SET EXERCISE:
Extract every line below, verbatim.
--- begin DATA FOR THIS TASK ---
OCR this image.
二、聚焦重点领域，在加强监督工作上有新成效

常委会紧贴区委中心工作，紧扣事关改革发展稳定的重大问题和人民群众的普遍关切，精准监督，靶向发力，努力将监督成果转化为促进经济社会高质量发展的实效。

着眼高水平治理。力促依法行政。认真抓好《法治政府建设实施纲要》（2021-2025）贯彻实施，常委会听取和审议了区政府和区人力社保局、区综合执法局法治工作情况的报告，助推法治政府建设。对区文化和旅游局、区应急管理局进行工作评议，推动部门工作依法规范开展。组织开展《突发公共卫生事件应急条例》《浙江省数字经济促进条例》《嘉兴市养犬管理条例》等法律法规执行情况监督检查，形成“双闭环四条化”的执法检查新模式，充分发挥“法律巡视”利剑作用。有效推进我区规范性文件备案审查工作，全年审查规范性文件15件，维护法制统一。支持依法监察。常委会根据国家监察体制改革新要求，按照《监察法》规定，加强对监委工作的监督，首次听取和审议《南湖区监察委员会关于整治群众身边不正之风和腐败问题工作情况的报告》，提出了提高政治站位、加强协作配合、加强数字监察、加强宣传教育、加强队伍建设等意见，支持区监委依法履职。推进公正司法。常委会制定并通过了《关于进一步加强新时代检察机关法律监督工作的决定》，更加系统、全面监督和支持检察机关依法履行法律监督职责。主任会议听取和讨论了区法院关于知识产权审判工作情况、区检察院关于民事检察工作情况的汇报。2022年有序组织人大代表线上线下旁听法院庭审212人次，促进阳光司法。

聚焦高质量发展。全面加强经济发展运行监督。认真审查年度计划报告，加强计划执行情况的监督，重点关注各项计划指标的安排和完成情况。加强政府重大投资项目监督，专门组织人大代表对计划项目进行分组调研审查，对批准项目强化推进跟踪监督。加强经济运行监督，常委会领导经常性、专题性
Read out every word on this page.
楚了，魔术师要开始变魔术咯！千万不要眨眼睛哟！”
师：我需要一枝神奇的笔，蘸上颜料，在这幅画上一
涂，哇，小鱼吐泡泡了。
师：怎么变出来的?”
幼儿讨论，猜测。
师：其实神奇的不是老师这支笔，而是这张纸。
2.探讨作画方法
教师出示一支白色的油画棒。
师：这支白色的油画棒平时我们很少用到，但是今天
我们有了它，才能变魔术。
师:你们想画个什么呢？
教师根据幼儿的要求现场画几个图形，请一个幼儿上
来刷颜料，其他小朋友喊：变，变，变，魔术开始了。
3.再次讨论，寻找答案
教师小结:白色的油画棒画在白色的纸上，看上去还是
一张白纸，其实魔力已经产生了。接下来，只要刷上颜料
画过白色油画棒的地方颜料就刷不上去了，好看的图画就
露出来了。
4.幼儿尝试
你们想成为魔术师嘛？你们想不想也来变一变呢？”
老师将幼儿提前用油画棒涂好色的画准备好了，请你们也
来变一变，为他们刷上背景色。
--- end DATA FOR THIS TASK ---
TASK ANSWER:
OCR this image.
二、聚焦重点领域，在加强监督工作上有新成效

常委会紧贴区委中心工作，紧扣事关改革发展稳定的重大问题和人民群众的普遍关切，精准监督，靶向发力，努力将监督成果转化为促进经济社会高质量发展的实效。

着眼高水平治理。力促依法行政。认真抓好《法治政府建设实施纲要》（2021-2025）贯彻实施，常委会听取和审议了区政府和区人力社保局、区综合执法局法治工作情况的报告，助推法治政府建设。对区文化和旅游局、区应急管理局进行工作评议，推动部门工作依法规范开展。组织开展《突发公共卫生事件应急条例》《浙江省数字经济促进条例》《嘉兴市养犬管理条例》等法律法规执行情况监督检查，形成“双闭环四条化”的执法检查新模式，充分发挥“法律巡视”利剑作用。有效推进我区规范性文件备案审查工作，全年审查规范性文件15件，维护法制统一。支持依法监察。常委会根据国家监察体制改革新要求，按照《监察法》规定，加强对监委工作的监督，首次听取和审议《南湖区监察委员会关于整治群众身边不正之风和腐败问题工作情况的报告》，提出了提高政治站位、加强协作配合、加强数字监察、加强宣传教育、加强队伍建设等意见，支持区监委依法履职。推进公正司法。常委会制定并通过了《关于进一步加强新时代检察机关法律监督工作的决定》，更加系统、全面监督和支持检察机关依法履行法律监督职责。主任会议听取和讨论了区法院关于知识产权审判工作情况、区检察院关于民事检察工作情况的汇报。2022年有序组织人大代表线上线下旁听法院庭审212人次，促进阳光司法。

聚焦高质量发展。全面加强经济发展运行监督。认真审查年度计划报告，加强计划执行情况的监督，重点关注各项计划指标的安排和完成情况。加强政府重大投资项目监督，专门组织人大代表对计划项目进行分组调研审查，对批准项目强化推进跟踪监督。加强经济运行监督，常委会领导经常性、专题性
Read out every word on this page.
楚了，魔术师要开始变魔术咯！千万不要眨眼睛哟！”
师：我需要一枝神奇的笔，蘸上颜料，在这幅画上一
涂，哇，小鱼吐泡泡了。
师：怎么变出来的?”
幼儿讨论，猜测。
师：其实神奇的不是老师这支笔，而是这张纸。
2.探讨作画方法
教师出示一支白色的油画棒。
师：这支白色的油画棒平时我们很少用到，但是今天
我们有了它，才能变魔术。
师:你们想画个什么呢？
教师根据幼儿的要求现场画几个图形，请一个幼儿上
来刷颜料，其他小朋友喊：变，变，变，魔术开始了。
3.再次讨论，寻找答案
教师小结:白色的油画棒画在白色的纸上，看上去还是
一张白纸，其实魔力已经产生了。接下来，只要刷上颜料
画过白色油画棒的地方颜料就刷不上去了，好看的图画就
露出来了。
4.幼儿尝试
你们想成为魔术师嘛？你们想不想也来变一变呢？”
老师将幼儿提前用油画棒涂好色的画准备好了，请你们也
来变一变，为他们刷上背景色。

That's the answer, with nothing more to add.